▶ [TASK DIRECTIONS]: Write out each entry, exactly the way it appears.

▶ [LISTED RECORDS]:
—————

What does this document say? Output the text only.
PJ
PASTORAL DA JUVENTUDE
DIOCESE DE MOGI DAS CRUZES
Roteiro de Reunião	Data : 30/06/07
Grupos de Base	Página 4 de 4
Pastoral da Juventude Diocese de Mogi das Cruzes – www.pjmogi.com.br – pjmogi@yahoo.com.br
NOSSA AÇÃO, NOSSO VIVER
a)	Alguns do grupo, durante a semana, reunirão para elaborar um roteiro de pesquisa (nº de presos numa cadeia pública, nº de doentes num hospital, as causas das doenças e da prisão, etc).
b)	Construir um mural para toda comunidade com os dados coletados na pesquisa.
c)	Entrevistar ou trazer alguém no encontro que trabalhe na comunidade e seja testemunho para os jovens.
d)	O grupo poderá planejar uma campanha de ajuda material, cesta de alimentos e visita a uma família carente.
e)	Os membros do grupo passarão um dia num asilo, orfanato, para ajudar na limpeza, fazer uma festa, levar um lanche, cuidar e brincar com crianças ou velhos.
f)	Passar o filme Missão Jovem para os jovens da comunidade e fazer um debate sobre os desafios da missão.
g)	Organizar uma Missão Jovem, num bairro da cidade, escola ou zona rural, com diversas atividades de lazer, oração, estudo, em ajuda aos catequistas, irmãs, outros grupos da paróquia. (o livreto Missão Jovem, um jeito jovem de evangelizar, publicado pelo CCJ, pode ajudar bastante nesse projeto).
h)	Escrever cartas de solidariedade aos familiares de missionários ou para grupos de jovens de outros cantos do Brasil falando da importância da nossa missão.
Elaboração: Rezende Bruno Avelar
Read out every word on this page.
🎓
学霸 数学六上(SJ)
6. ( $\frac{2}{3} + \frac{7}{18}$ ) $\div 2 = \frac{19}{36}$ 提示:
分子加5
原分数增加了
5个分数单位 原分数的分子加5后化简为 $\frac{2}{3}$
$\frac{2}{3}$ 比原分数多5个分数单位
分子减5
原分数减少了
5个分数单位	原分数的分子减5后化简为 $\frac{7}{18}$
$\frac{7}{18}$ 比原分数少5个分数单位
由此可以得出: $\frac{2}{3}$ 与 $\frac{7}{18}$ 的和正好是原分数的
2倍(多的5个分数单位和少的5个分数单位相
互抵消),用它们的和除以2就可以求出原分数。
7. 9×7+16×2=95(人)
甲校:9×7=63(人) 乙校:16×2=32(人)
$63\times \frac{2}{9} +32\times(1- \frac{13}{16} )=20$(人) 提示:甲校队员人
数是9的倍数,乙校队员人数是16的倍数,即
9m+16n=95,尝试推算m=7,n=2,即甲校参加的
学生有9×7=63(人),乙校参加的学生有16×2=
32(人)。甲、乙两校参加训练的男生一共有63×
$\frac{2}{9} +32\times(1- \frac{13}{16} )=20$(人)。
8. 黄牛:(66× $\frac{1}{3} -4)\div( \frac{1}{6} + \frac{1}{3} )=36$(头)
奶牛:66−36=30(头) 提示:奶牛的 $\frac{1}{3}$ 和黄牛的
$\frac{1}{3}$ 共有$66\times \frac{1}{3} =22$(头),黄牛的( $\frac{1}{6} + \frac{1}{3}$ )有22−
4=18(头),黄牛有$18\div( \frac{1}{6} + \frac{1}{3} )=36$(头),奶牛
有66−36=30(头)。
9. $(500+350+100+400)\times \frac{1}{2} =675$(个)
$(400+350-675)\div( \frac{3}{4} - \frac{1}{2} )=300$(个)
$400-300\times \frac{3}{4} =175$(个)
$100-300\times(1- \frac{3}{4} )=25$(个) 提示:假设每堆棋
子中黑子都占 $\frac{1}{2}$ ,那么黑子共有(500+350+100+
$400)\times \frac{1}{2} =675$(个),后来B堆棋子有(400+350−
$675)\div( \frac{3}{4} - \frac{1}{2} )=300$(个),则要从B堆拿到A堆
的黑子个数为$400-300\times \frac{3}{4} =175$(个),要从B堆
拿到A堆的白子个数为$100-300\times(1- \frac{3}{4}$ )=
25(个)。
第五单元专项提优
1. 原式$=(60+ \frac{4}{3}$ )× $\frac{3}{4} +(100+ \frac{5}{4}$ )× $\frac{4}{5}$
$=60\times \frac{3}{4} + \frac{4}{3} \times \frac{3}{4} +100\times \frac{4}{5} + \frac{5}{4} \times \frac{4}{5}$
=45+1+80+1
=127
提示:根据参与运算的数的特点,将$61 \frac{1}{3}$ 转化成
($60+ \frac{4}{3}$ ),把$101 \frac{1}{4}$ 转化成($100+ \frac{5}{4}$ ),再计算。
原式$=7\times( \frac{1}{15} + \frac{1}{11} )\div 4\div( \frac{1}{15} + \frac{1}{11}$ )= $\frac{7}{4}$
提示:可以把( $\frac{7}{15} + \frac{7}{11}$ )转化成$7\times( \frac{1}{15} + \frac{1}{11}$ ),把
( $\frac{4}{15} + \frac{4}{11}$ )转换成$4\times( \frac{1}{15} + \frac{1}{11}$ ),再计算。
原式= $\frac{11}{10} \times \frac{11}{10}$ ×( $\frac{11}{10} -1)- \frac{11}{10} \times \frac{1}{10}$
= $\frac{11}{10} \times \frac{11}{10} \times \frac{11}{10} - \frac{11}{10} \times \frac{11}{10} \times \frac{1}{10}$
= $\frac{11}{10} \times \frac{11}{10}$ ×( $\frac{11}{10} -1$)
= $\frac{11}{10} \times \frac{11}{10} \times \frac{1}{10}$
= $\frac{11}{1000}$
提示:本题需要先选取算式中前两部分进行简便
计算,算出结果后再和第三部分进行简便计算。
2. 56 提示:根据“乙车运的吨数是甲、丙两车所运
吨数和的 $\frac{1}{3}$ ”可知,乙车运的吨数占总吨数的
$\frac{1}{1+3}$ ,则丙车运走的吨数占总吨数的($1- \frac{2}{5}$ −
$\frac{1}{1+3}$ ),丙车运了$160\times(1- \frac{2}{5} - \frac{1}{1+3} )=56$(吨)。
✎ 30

—————

▶ [REPLY TO THE EXERCISE]:
What does this document say? Output the text only.
PJ
PASTORAL DA JUVENTUDE
DIOCESE DE MOGI DAS CRUZES
Roteiro de Reunião	Data : 30/06/07
Grupos de Base	Página 4 de 4
Pastoral da Juventude Diocese de Mogi das Cruzes – www.pjmogi.com.br – pjmogi@yahoo.com.br
NOSSA AÇÃO, NOSSO VIVER
a)	Alguns do grupo, durante a semana, reunirão para elaborar um roteiro de pesquisa (nº de presos numa cadeia pública, nº de doentes num hospital, as causas das doenças e da prisão, etc).
b)	Construir um mural para toda comunidade com os dados coletados na pesquisa.
c)	Entrevistar ou trazer alguém no encontro que trabalhe na comunidade e seja testemunho para os jovens.
d)	O grupo poderá planejar uma campanha de ajuda material, cesta de alimentos e visita a uma família carente.
e)	Os membros do grupo passarão um dia num asilo, orfanato, para ajudar na limpeza, fazer uma festa, levar um lanche, cuidar e brincar com crianças ou velhos.
f)	Passar o filme Missão Jovem para os jovens da comunidade e fazer um debate sobre os desafios da missão.
g)	Organizar uma Missão Jovem, num bairro da cidade, escola ou zona rural, com diversas atividades de lazer, oração, estudo, em ajuda aos catequistas, irmãs, outros grupos da paróquia. (o livreto Missão Jovem, um jeito jovem de evangelizar, publicado pelo CCJ, pode ajudar bastante nesse projeto).
h)	Escrever cartas de solidariedade aos familiares de missionários ou para grupos de jovens de outros cantos do Brasil falando da importância da nossa missão.
Elaboração: Rezende Bruno Avelar
Read out every word on this page.
🎓
学霸 数学六上(SJ)
6. ( $\frac{2}{3} + \frac{7}{18}$ ) $\div 2 = \frac{19}{36}$ 提示:
分子加5
原分数增加了
5个分数单位 原分数的分子加5后化简为 $\frac{2}{3}$
$\frac{2}{3}$ 比原分数多5个分数单位
分子减5
原分数减少了
5个分数单位	原分数的分子减5后化简为 $\frac{7}{18}$
$\frac{7}{18}$ 比原分数少5个分数单位
由此可以得出: $\frac{2}{3}$ 与 $\frac{7}{18}$ 的和正好是原分数的
2倍(多的5个分数单位和少的5个分数单位相
互抵消),用它们的和除以2就可以求出原分数。
7. 9×7+16×2=95(人)
甲校:9×7=63(人) 乙校:16×2=32(人)
$63\times \frac{2}{9} +32\times(1- \frac{13}{16} )=20$(人) 提示:甲校队员人
数是9的倍数,乙校队员人数是16的倍数,即
9m+16n=95,尝试推算m=7,n=2,即甲校参加的
学生有9×7=63(人),乙校参加的学生有16×2=
32(人)。甲、乙两校参加训练的男生一共有63×
$\frac{2}{9} +32\times(1- \frac{13}{16} )=20$(人)。
8. 黄牛:(66× $\frac{1}{3} -4)\div( \frac{1}{6} + \frac{1}{3} )=36$(头)
奶牛:66−36=30(头) 提示:奶牛的 $\frac{1}{3}$ 和黄牛的
$\frac{1}{3}$ 共有$66\times \frac{1}{3} =22$(头),黄牛的( $\frac{1}{6} + \frac{1}{3}$ )有22−
4=18(头),黄牛有$18\div( \frac{1}{6} + \frac{1}{3} )=36$(头),奶牛
有66−36=30(头)。
9. $(500+350+100+400)\times \frac{1}{2} =675$(个)
$(400+350-675)\div( \frac{3}{4} - \frac{1}{2} )=300$(个)
$400-300\times \frac{3}{4} =175$(个)
$100-300\times(1- \frac{3}{4} )=25$(个) 提示:假设每堆棋
子中黑子都占 $\frac{1}{2}$ ,那么黑子共有(500+350+100+
$400)\times \frac{1}{2} =675$(个),后来B堆棋子有(400+350−
$675)\div( \frac{3}{4} - \frac{1}{2} )=300$(个),则要从B堆拿到A堆
的黑子个数为$400-300\times \frac{3}{4} =175$(个),要从B堆
拿到A堆的白子个数为$100-300\times(1- \frac{3}{4}$ )=
25(个)。
第五单元专项提优
1. 原式$=(60+ \frac{4}{3}$ )× $\frac{3}{4} +(100+ \frac{5}{4}$ )× $\frac{4}{5}$
$=60\times \frac{3}{4} + \frac{4}{3} \times \frac{3}{4} +100\times \frac{4}{5} + \frac{5}{4} \times \frac{4}{5}$
=45+1+80+1
=127
提示:根据参与运算的数的特点,将$61 \frac{1}{3}$ 转化成
($60+ \frac{4}{3}$ ),把$101 \frac{1}{4}$ 转化成($100+ \frac{5}{4}$ ),再计算。
原式$=7\times( \frac{1}{15} + \frac{1}{11} )\div 4\div( \frac{1}{15} + \frac{1}{11}$ )= $\frac{7}{4}$
提示:可以把( $\frac{7}{15} + \frac{7}{11}$ )转化成$7\times( \frac{1}{15} + \frac{1}{11}$ ),把
( $\frac{4}{15} + \frac{4}{11}$ )转换成$4\times( \frac{1}{15} + \frac{1}{11}$ ),再计算。
原式= $\frac{11}{10} \times \frac{11}{10}$ ×( $\frac{11}{10} -1)- \frac{11}{10} \times \frac{1}{10}$
= $\frac{11}{10} \times \frac{11}{10} \times \frac{11}{10} - \frac{11}{10} \times \frac{11}{10} \times \frac{1}{10}$
= $\frac{11}{10} \times \frac{11}{10}$ ×( $\frac{11}{10} -1$)
= $\frac{11}{10} \times \frac{11}{10} \times \frac{1}{10}$
= $\frac{11}{1000}$
提示:本题需要先选取算式中前两部分进行简便
计算,算出结果后再和第三部分进行简便计算。
2. 56 提示:根据“乙车运的吨数是甲、丙两车所运
吨数和的 $\frac{1}{3}$ ”可知,乙车运的吨数占总吨数的
$\frac{1}{1+3}$ ,则丙车运走的吨数占总吨数的($1- \frac{2}{5}$ −
$\frac{1}{1+3}$ ),丙车运了$160\times(1- \frac{2}{5} - \frac{1}{1+3} )=56$(吨)。
✎ 30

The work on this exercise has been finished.